A run of records:

********

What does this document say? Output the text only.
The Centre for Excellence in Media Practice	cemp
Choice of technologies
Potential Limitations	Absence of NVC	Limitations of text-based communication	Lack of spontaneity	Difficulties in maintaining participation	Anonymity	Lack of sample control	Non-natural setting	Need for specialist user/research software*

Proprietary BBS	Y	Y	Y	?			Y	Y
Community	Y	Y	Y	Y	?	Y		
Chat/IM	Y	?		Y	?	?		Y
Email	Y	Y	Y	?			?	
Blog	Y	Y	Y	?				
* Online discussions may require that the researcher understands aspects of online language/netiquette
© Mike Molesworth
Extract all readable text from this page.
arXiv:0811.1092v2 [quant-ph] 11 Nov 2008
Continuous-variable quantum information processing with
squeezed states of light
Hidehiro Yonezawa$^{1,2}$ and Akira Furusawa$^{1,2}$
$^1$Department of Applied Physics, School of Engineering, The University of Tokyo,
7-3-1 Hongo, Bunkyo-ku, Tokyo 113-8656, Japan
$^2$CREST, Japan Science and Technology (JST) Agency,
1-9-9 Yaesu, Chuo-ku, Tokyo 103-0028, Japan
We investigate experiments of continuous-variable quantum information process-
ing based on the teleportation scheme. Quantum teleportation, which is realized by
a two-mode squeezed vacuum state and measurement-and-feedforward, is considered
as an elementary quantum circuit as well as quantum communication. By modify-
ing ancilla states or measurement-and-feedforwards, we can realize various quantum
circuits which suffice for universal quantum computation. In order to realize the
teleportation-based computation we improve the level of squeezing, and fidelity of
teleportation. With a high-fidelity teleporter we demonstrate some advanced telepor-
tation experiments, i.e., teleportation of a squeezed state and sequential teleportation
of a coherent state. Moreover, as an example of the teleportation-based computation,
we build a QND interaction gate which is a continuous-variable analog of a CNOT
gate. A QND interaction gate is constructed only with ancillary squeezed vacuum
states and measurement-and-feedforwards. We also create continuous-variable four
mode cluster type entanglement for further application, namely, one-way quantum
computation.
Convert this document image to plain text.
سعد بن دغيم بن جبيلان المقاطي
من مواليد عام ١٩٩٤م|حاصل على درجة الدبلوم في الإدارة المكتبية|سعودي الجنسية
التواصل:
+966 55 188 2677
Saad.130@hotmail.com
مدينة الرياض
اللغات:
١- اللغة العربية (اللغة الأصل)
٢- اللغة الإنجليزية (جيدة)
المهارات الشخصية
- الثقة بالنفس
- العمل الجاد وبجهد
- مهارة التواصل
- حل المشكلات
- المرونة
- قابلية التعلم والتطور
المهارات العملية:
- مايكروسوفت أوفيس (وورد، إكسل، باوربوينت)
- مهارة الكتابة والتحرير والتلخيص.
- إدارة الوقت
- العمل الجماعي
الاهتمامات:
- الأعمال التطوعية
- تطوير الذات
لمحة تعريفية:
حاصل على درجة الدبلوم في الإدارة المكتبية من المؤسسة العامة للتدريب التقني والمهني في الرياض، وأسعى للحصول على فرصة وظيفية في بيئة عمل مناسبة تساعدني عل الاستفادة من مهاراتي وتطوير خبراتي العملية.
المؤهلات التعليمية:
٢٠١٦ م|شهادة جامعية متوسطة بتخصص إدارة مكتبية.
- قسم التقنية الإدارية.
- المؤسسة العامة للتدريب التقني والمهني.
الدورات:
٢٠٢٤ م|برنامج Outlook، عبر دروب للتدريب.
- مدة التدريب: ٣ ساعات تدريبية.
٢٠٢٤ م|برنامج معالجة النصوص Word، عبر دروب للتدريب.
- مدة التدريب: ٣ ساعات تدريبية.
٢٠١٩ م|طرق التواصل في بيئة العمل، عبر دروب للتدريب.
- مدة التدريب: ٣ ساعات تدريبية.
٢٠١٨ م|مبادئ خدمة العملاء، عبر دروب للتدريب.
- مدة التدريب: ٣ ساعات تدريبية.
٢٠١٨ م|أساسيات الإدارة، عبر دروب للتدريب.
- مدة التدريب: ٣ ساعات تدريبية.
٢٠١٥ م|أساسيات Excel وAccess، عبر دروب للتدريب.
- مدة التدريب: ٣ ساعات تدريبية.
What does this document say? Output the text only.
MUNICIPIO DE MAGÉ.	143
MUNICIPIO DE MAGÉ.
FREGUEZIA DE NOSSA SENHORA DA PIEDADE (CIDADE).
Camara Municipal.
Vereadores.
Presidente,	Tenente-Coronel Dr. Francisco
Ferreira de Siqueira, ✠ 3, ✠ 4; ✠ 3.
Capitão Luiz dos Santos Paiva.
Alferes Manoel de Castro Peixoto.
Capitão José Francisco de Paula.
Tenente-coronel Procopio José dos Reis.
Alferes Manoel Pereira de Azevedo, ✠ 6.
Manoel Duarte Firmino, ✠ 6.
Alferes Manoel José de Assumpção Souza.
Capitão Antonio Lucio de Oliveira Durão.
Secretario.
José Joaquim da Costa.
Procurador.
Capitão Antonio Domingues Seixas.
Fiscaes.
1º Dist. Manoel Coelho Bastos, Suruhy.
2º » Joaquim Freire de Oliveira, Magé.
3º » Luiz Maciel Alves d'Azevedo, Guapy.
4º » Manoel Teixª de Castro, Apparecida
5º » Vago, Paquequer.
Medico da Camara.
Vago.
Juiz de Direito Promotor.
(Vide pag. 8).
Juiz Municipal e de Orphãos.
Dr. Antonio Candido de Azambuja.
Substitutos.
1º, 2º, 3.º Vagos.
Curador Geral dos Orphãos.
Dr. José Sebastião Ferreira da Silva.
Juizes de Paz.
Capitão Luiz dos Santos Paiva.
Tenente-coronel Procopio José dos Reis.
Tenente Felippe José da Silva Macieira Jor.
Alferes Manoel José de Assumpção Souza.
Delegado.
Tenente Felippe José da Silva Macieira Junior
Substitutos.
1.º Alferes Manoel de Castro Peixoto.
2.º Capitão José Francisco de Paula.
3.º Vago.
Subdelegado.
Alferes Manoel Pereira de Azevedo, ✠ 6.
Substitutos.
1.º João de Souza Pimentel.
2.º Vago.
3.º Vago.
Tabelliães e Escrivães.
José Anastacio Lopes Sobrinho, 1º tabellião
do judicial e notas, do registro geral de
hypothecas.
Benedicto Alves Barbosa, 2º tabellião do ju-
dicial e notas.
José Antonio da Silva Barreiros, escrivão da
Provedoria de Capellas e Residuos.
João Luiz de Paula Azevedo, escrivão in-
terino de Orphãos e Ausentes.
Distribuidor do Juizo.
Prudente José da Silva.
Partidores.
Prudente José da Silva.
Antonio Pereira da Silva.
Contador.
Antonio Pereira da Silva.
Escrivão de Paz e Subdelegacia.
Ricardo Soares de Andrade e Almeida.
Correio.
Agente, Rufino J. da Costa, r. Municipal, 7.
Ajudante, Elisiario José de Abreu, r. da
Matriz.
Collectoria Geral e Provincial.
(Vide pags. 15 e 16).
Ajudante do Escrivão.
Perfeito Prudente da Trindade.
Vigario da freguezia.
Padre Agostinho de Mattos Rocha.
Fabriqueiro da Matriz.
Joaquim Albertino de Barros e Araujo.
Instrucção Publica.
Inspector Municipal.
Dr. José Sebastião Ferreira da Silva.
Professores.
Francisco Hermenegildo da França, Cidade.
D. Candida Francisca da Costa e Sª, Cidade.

********

**GOAL OF THE EXERCISE**
Print back all the lines verbatim.

**WRITTEN RESPONSE**
What does this document say? Output the text only.
The Centre for Excellence in Media Practice	cemp
Choice of technologies
Potential Limitations	Absence of NVC	Limitations of text-based communication	Lack of spontaneity	Difficulties in maintaining participation	Anonymity	Lack of sample control	Non-natural setting	Need for specialist user/research software*

Proprietary BBS	Y	Y	Y	?			Y	Y
Community	Y	Y	Y	Y	?	Y		
Chat/IM	Y	?		Y	?	?		Y
Email	Y	Y	Y	?			?	
Blog	Y	Y	Y	?				
* Online discussions may require that the researcher understands aspects of online language/netiquette
© Mike Molesworth
Extract all readable text from this page.
arXiv:0811.1092v2 [quant-ph] 11 Nov 2008
Continuous-variable quantum information processing with
squeezed states of light
Hidehiro Yonezawa$^{1,2}$ and Akira Furusawa$^{1,2}$
$^1$Department of Applied Physics, School of Engineering, The University of Tokyo,
7-3-1 Hongo, Bunkyo-ku, Tokyo 113-8656, Japan
$^2$CREST, Japan Science and Technology (JST) Agency,
1-9-9 Yaesu, Chuo-ku, Tokyo 103-0028, Japan
We investigate experiments of continuous-variable quantum information process-
ing based on the teleportation scheme. Quantum teleportation, which is realized by
a two-mode squeezed vacuum state and measurement-and-feedforward, is considered
as an elementary quantum circuit as well as quantum communication. By modify-
ing ancilla states or measurement-and-feedforwards, we can realize various quantum
circuits which suffice for universal quantum computation. In order to realize the
teleportation-based computation we improve the level of squeezing, and fidelity of
teleportation. With a high-fidelity teleporter we demonstrate some advanced telepor-
tation experiments, i.e., teleportation of a squeezed state and sequential teleportation
of a coherent state. Moreover, as an example of the teleportation-based computation,
we build a QND interaction gate which is a continuous-variable analog of a CNOT
gate. A QND interaction gate is constructed only with ancillary squeezed vacuum
states and measurement-and-feedforwards. We also create continuous-variable four
mode cluster type entanglement for further application, namely, one-way quantum
computation.
Convert this document image to plain text.
سعد بن دغيم بن جبيلان المقاطي
من مواليد عام ١٩٩٤م|حاصل على درجة الدبلوم في الإدارة المكتبية|سعودي الجنسية
التواصل:
+966 55 188 2677
Saad.130@hotmail.com
مدينة الرياض
اللغات:
١- اللغة العربية (اللغة الأصل)
٢- اللغة الإنجليزية (جيدة)
المهارات الشخصية
- الثقة بالنفس
- العمل الجاد وبجهد
- مهارة التواصل
- حل المشكلات
- المرونة
- قابلية التعلم والتطور
المهارات العملية:
- مايكروسوفت أوفيس (وورد، إكسل، باوربوينت)
- مهارة الكتابة والتحرير والتلخيص.
- إدارة الوقت
- العمل الجماعي
الاهتمامات:
- الأعمال التطوعية
- تطوير الذات
لمحة تعريفية:
حاصل على درجة الدبلوم في الإدارة المكتبية من المؤسسة العامة للتدريب التقني والمهني في الرياض، وأسعى للحصول على فرصة وظيفية في بيئة عمل مناسبة تساعدني عل الاستفادة من مهاراتي وتطوير خبراتي العملية.
المؤهلات التعليمية:
٢٠١٦ م|شهادة جامعية متوسطة بتخصص إدارة مكتبية.
- قسم التقنية الإدارية.
- المؤسسة العامة للتدريب التقني والمهني.
الدورات:
٢٠٢٤ م|برنامج Outlook، عبر دروب للتدريب.
- مدة التدريب: ٣ ساعات تدريبية.
٢٠٢٤ م|برنامج معالجة النصوص Word، عبر دروب للتدريب.
- مدة التدريب: ٣ ساعات تدريبية.
٢٠١٩ م|طرق التواصل في بيئة العمل، عبر دروب للتدريب.
- مدة التدريب: ٣ ساعات تدريبية.
٢٠١٨ م|مبادئ خدمة العملاء، عبر دروب للتدريب.
- مدة التدريب: ٣ ساعات تدريبية.
٢٠١٨ م|أساسيات الإدارة، عبر دروب للتدريب.
- مدة التدريب: ٣ ساعات تدريبية.
٢٠١٥ م|أساسيات Excel وAccess، عبر دروب للتدريب.
- مدة التدريب: ٣ ساعات تدريبية.
What does this document say? Output the text only.
MUNICIPIO DE MAGÉ.	143
MUNICIPIO DE MAGÉ.
FREGUEZIA DE NOSSA SENHORA DA PIEDADE (CIDADE).
Camara Municipal.
Vereadores.
Presidente,	Tenente-Coronel Dr. Francisco
Ferreira de Siqueira, ✠ 3, ✠ 4; ✠ 3.
Capitão Luiz dos Santos Paiva.
Alferes Manoel de Castro Peixoto.
Capitão José Francisco de Paula.
Tenente-coronel Procopio José dos Reis.
Alferes Manoel Pereira de Azevedo, ✠ 6.
Manoel Duarte Firmino, ✠ 6.
Alferes Manoel José de Assumpção Souza.
Capitão Antonio Lucio de Oliveira Durão.
Secretario.
José Joaquim da Costa.
Procurador.
Capitão Antonio Domingues Seixas.
Fiscaes.
1º Dist. Manoel Coelho Bastos, Suruhy.
2º » Joaquim Freire de Oliveira, Magé.
3º » Luiz Maciel Alves d'Azevedo, Guapy.
4º » Manoel Teixª de Castro, Apparecida
5º » Vago, Paquequer.
Medico da Camara.
Vago.
Juiz de Direito Promotor.
(Vide pag. 8).
Juiz Municipal e de Orphãos.
Dr. Antonio Candido de Azambuja.
Substitutos.
1º, 2º, 3.º Vagos.
Curador Geral dos Orphãos.
Dr. José Sebastião Ferreira da Silva.
Juizes de Paz.
Capitão Luiz dos Santos Paiva.
Tenente-coronel Procopio José dos Reis.
Tenente Felippe José da Silva Macieira Jor.
Alferes Manoel José de Assumpção Souza.
Delegado.
Tenente Felippe José da Silva Macieira Junior
Substitutos.
1.º Alferes Manoel de Castro Peixoto.
2.º Capitão José Francisco de Paula.
3.º Vago.
Subdelegado.
Alferes Manoel Pereira de Azevedo, ✠ 6.
Substitutos.
1.º João de Souza Pimentel.
2.º Vago.
3.º Vago.
Tabelliães e Escrivães.
José Anastacio Lopes Sobrinho, 1º tabellião
do judicial e notas, do registro geral de
hypothecas.
Benedicto Alves Barbosa, 2º tabellião do ju-
dicial e notas.
José Antonio da Silva Barreiros, escrivão da
Provedoria de Capellas e Residuos.
João Luiz de Paula Azevedo, escrivão in-
terino de Orphãos e Ausentes.
Distribuidor do Juizo.
Prudente José da Silva.
Partidores.
Prudente José da Silva.
Antonio Pereira da Silva.
Contador.
Antonio Pereira da Silva.
Escrivão de Paz e Subdelegacia.
Ricardo Soares de Andrade e Almeida.
Correio.
Agente, Rufino J. da Costa, r. Municipal, 7.
Ajudante, Elisiario José de Abreu, r. da
Matriz.
Collectoria Geral e Provincial.
(Vide pags. 15 e 16).
Ajudante do Escrivão.
Perfeito Prudente da Trindade.
Vigario da freguezia.
Padre Agostinho de Mattos Rocha.
Fabriqueiro da Matriz.
Joaquim Albertino de Barros e Araujo.
Instrucção Publica.
Inspector Municipal.
Dr. José Sebastião Ferreira da Silva.
Professores.
Francisco Hermenegildo da França, Cidade.
D. Candida Francisca da Costa e Sª, Cidade.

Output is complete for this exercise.